# Directions for this task:
Restate the entries word for word, omitting nothing.
:::::
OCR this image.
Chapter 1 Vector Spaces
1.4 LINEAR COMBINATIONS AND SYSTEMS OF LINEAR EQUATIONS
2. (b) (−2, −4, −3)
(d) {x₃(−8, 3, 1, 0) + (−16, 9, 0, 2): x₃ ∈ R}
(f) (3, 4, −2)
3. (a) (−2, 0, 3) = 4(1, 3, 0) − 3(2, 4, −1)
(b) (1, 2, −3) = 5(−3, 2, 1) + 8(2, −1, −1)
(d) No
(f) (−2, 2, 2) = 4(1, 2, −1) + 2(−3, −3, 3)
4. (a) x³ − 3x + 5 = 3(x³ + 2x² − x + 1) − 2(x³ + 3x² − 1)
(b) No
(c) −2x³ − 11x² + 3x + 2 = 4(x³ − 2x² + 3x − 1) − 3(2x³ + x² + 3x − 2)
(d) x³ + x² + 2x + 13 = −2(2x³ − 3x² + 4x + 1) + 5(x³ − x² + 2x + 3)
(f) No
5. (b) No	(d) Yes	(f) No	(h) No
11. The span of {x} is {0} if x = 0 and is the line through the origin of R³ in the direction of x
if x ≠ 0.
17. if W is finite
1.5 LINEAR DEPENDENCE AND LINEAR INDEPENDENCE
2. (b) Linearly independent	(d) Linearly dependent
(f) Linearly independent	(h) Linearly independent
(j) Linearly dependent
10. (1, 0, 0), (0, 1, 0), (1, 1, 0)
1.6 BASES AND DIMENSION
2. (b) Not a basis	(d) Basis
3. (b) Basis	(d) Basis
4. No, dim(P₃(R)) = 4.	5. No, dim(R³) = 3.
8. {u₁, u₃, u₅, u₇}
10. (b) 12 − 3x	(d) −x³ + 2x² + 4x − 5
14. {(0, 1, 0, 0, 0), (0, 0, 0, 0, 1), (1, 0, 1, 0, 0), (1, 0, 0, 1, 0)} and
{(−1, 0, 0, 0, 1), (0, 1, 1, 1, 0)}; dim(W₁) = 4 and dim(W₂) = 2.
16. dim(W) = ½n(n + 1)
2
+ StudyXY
:::::
# Response:
OCR this image.
Chapter 1 Vector Spaces
1.4 LINEAR COMBINATIONS AND SYSTEMS OF LINEAR EQUATIONS
2. (b) (−2, −4, −3)
(d) {x₃(−8, 3, 1, 0) + (−16, 9, 0, 2): x₃ ∈ R}
(f) (3, 4, −2)
3. (a) (−2, 0, 3) = 4(1, 3, 0) − 3(2, 4, −1)
(b) (1, 2, −3) = 5(−3, 2, 1) + 8(2, −1, −1)
(d) No
(f) (−2, 2, 2) = 4(1, 2, −1) + 2(−3, −3, 3)
4. (a) x³ − 3x + 5 = 3(x³ + 2x² − x + 1) − 2(x³ + 3x² − 1)
(b) No
(c) −2x³ − 11x² + 3x + 2 = 4(x³ − 2x² + 3x − 1) − 3(2x³ + x² + 3x − 2)
(d) x³ + x² + 2x + 13 = −2(2x³ − 3x² + 4x + 1) + 5(x³ − x² + 2x + 3)
(f) No
5. (b) No	(d) Yes	(f) No	(h) No
11. The span of {x} is {0} if x = 0 and is the line through the origin of R³ in the direction of x
if x ≠ 0.
17. if W is finite
1.5 LINEAR DEPENDENCE AND LINEAR INDEPENDENCE
2. (b) Linearly independent	(d) Linearly dependent
(f) Linearly independent	(h) Linearly independent
(j) Linearly dependent
10. (1, 0, 0), (0, 1, 0), (1, 1, 0)
1.6 BASES AND DIMENSION
2. (b) Not a basis	(d) Basis
3. (b) Basis	(d) Basis
4. No, dim(P₃(R)) = 4.	5. No, dim(R³) = 3.
8. {u₁, u₃, u₅, u₇}
10. (b) 12 − 3x	(d) −x³ + 2x² + 4x − 5
14. {(0, 1, 0, 0, 0), (0, 0, 0, 0, 1), (1, 0, 1, 0, 0), (1, 0, 0, 1, 0)} and
{(−1, 0, 0, 0, 1), (0, 1, 1, 1, 0)}; dim(W₁) = 4 and dim(W₂) = 2.
16. dim(W) = ½n(n + 1)
2
+ StudyXY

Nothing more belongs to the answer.